┏━━

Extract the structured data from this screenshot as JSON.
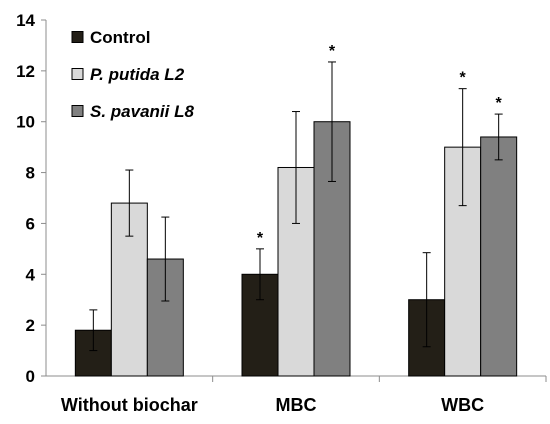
{
  "chart_data": {
    "type": "bar",
    "title": "",
    "xlabel": "",
    "ylabel": "",
    "ylim": [
      0,
      14
    ],
    "yticks": [
      0,
      2,
      4,
      6,
      8,
      10,
      12,
      14
    ],
    "categories": [
      "Without biochar",
      "MBC",
      "WBC"
    ],
    "grid": false,
    "legend": "top-left",
    "series": [
      {
        "name": "Control",
        "italic": false,
        "color": "#231f17",
        "values": [
          1.8,
          4.0,
          3.0
        ],
        "err": [
          0.8,
          1.0,
          1.85
        ],
        "significant": [
          false,
          true,
          false
        ]
      },
      {
        "name": "P. putida L2",
        "italic": true,
        "color": "#d9d9d9",
        "values": [
          6.8,
          8.2,
          9.0
        ],
        "err": [
          1.3,
          2.2,
          2.3
        ],
        "significant": [
          false,
          false,
          true
        ]
      },
      {
        "name": "S. pavanii L8",
        "italic": true,
        "color": "#808080",
        "values": [
          4.6,
          10.0,
          9.4
        ],
        "err": [
          1.65,
          2.35,
          0.9
        ],
        "significant": [
          false,
          true,
          true
        ]
      }
    ],
    "significance_marker": "*"
  }
}
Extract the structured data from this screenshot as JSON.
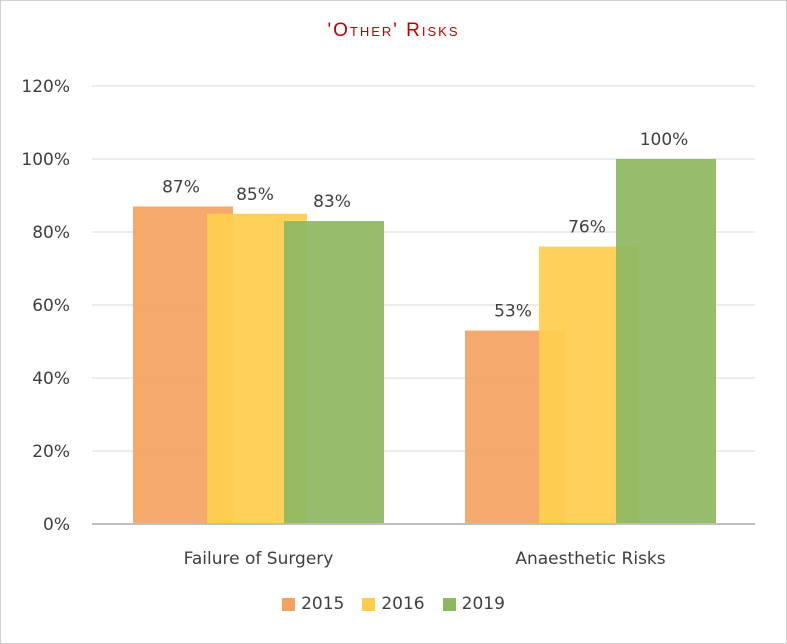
{
  "chart_data": {
    "type": "bar",
    "title": "'Other' Risks",
    "categories": [
      "Failure  of Surgery",
      "Anaesthetic  Risks"
    ],
    "series": [
      {
        "name": "2015",
        "values": [
          87,
          53
        ],
        "color": "#f4a261"
      },
      {
        "name": "2016",
        "values": [
          85,
          76
        ],
        "color": "#ffc000"
      },
      {
        "name": "2019",
        "values": [
          83,
          100
        ],
        "color": "#8db860"
      }
    ],
    "data_labels": [
      [
        "87%",
        "85%",
        "83%"
      ],
      [
        "53%",
        "76%",
        "100%"
      ]
    ],
    "ylim": [
      0,
      120
    ],
    "yticks": [
      "0%",
      "20%",
      "40%",
      "60%",
      "80%",
      "100%",
      "120%"
    ],
    "grid": true,
    "legend": "bottom",
    "bar_style": "overlapping"
  }
}
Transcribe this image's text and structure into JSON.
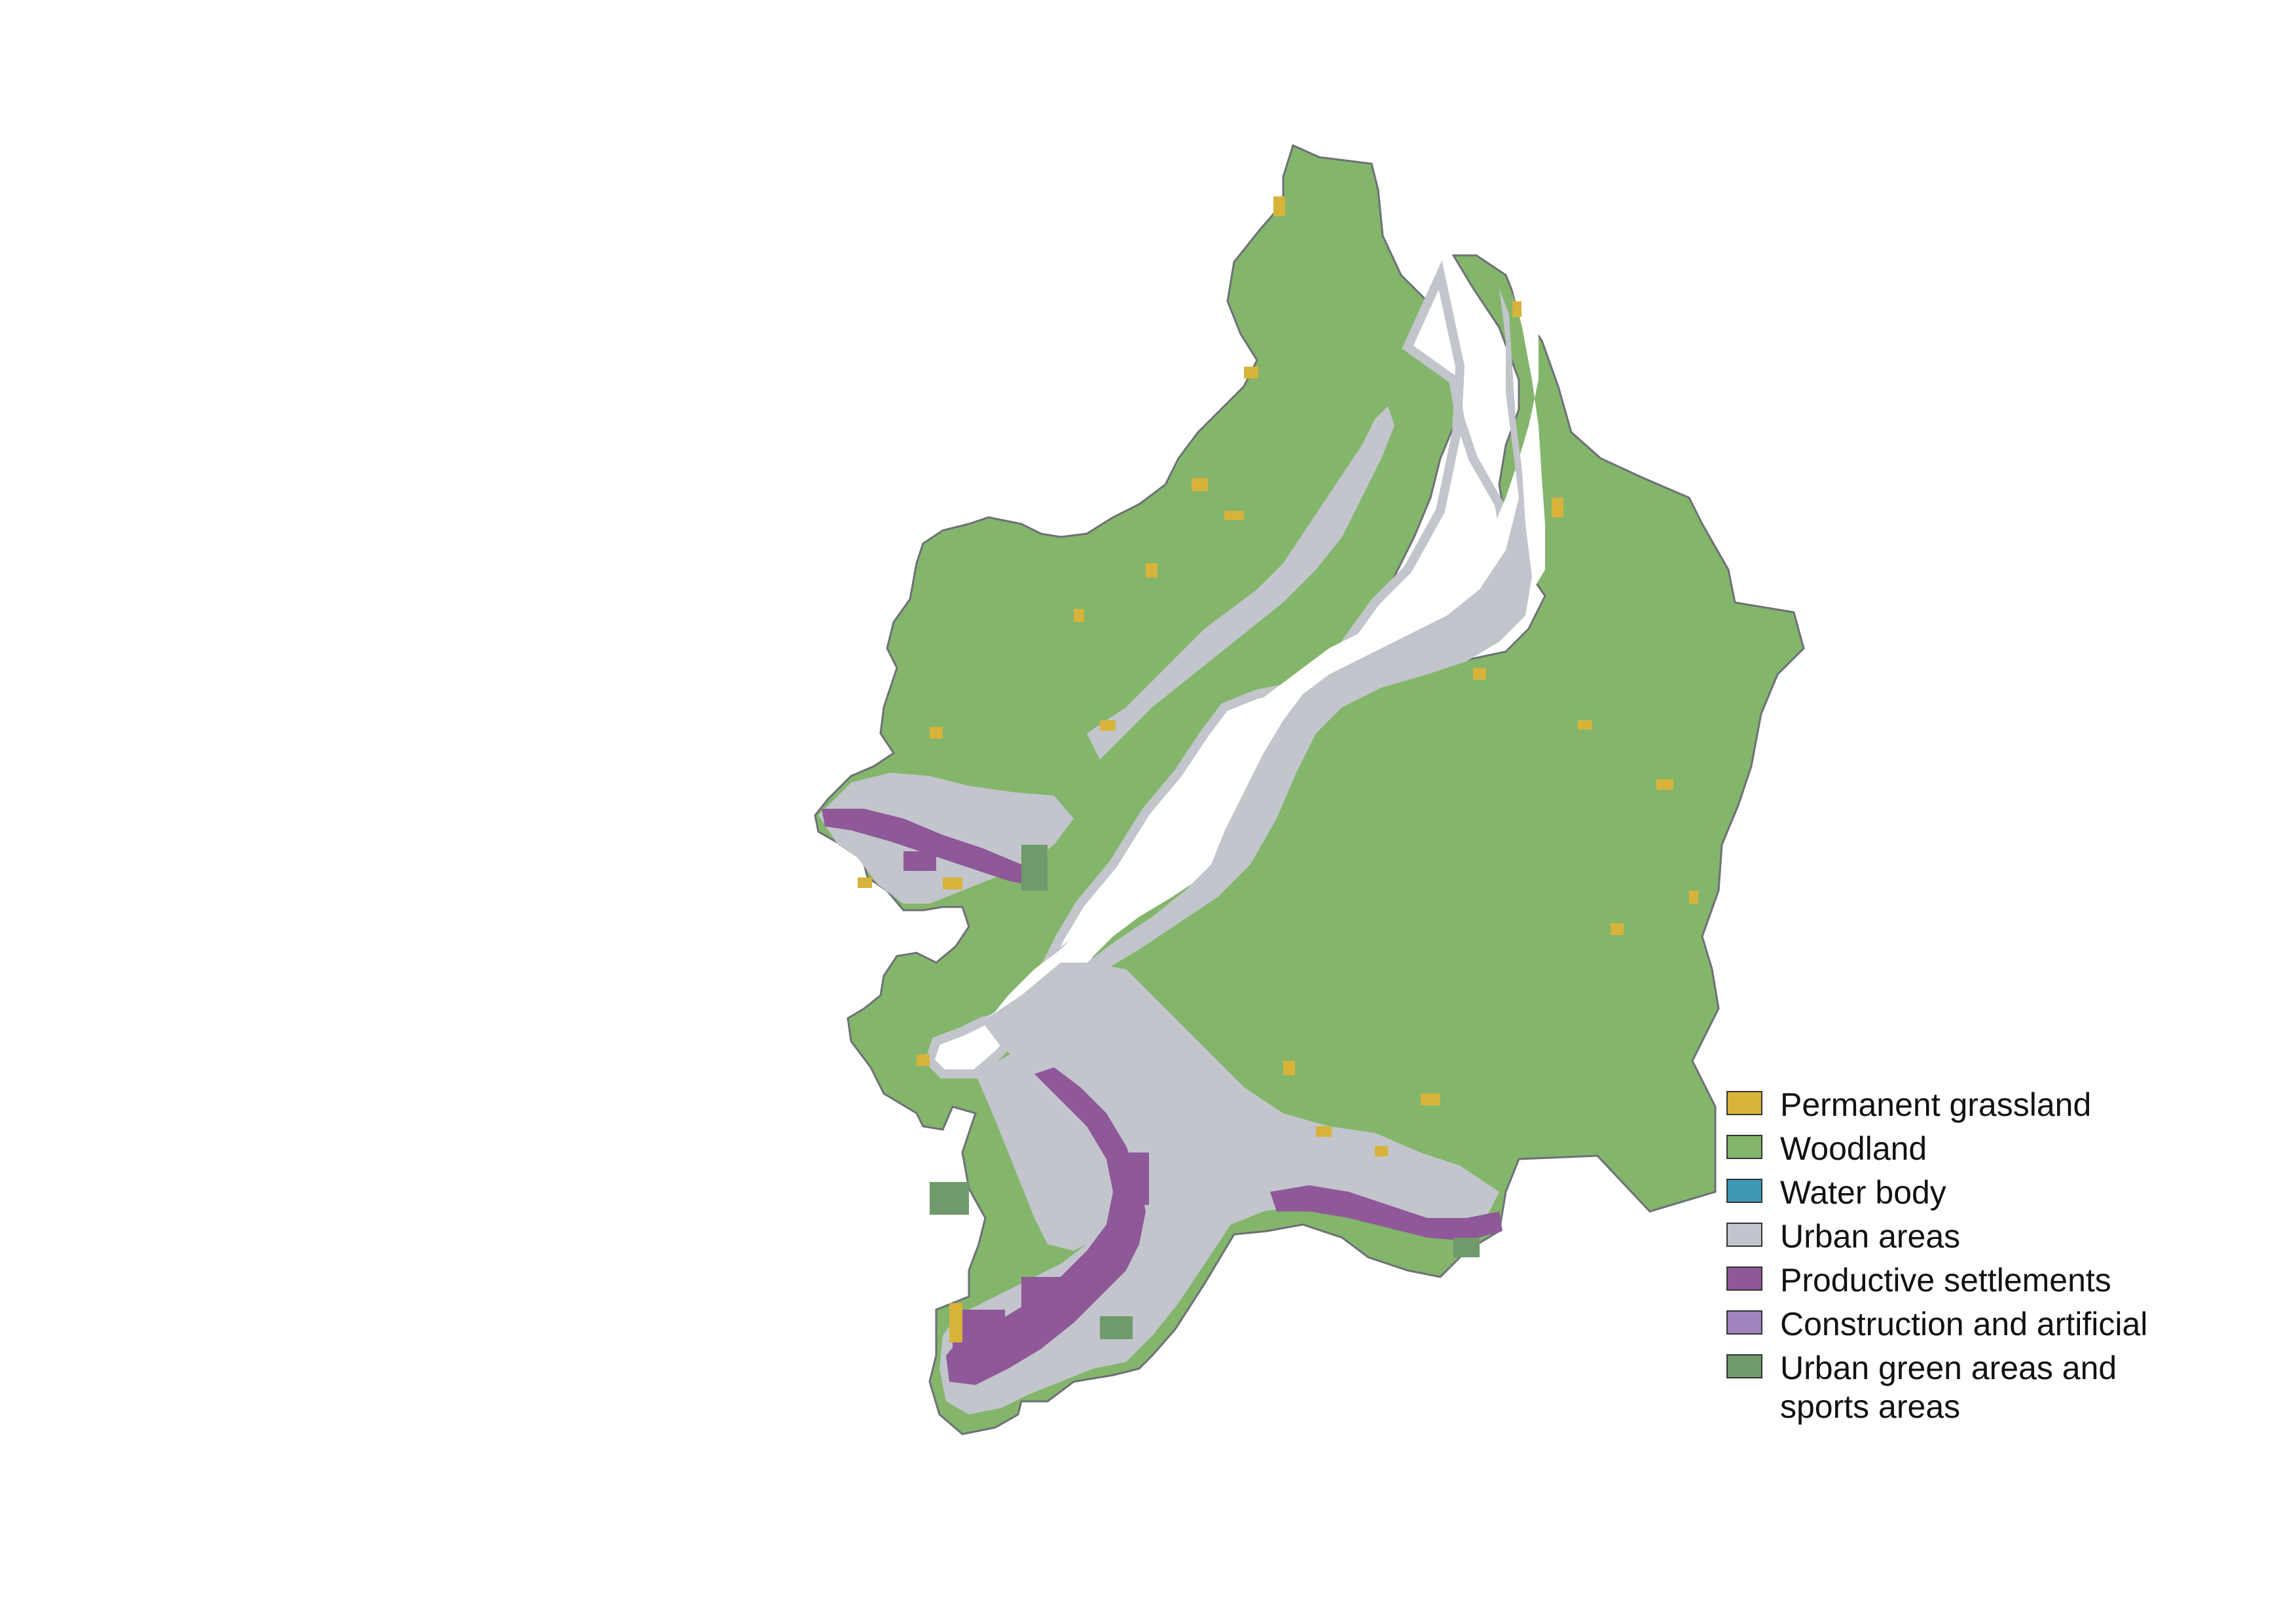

┗━━

Transcribe the full listing above exactly, with the images removed.

RESPONSE BELOW:
Extract the structured data from this screenshot as JSON.
{
  "chart_data": {
    "type": "bar",
    "title": "",
    "xlabel": "",
    "ylabel": "",
    "ylim": [
      0,
      14
    ],
    "yticks": [
      0,
      2,
      4,
      6,
      8,
      10,
      12,
      14
    ],
    "categories": [
      "Without biochar",
      "MBC",
      "WBC"
    ],
    "grid": false,
    "legend": "top-left",
    "series": [
      {
        "name": "Control",
        "italic": false,
        "color": "#231f17",
        "values": [
          1.8,
          4.0,
          3.0
        ],
        "err": [
          0.8,
          1.0,
          1.85
        ],
        "significant": [
          false,
          true,
          false
        ]
      },
      {
        "name": "P. putida L2",
        "italic": true,
        "color": "#d9d9d9",
        "values": [
          6.8,
          8.2,
          9.0
        ],
        "err": [
          1.3,
          2.2,
          2.3
        ],
        "significant": [
          false,
          false,
          true
        ]
      },
      {
        "name": "S. pavanii L8",
        "italic": true,
        "color": "#808080",
        "values": [
          4.6,
          10.0,
          9.4
        ],
        "err": [
          1.65,
          2.35,
          0.9
        ],
        "significant": [
          false,
          true,
          true
        ]
      }
    ],
    "significance_marker": "*"
  }
}
Extract the structured data from this screenshot as JSON.
{
  "chart_data": {
    "type": "bar",
    "title": "'Other' Risks",
    "categories": [
      "Failure  of Surgery",
      "Anaesthetic  Risks"
    ],
    "series": [
      {
        "name": "2015",
        "values": [
          87,
          53
        ],
        "color": "#f4a261"
      },
      {
        "name": "2016",
        "values": [
          85,
          76
        ],
        "color": "#ffc000"
      },
      {
        "name": "2019",
        "values": [
          83,
          100
        ],
        "color": "#8db860"
      }
    ],
    "data_labels": [
      [
        "87%",
        "85%",
        "83%"
      ],
      [
        "53%",
        "76%",
        "100%"
      ]
    ],
    "ylim": [
      0,
      120
    ],
    "yticks": [
      "0%",
      "20%",
      "40%",
      "60%",
      "80%",
      "100%",
      "120%"
    ],
    "grid": true,
    "legend": "bottom",
    "bar_style": "overlapping"
  }
}
Transcribe this image's text and structure into JSON.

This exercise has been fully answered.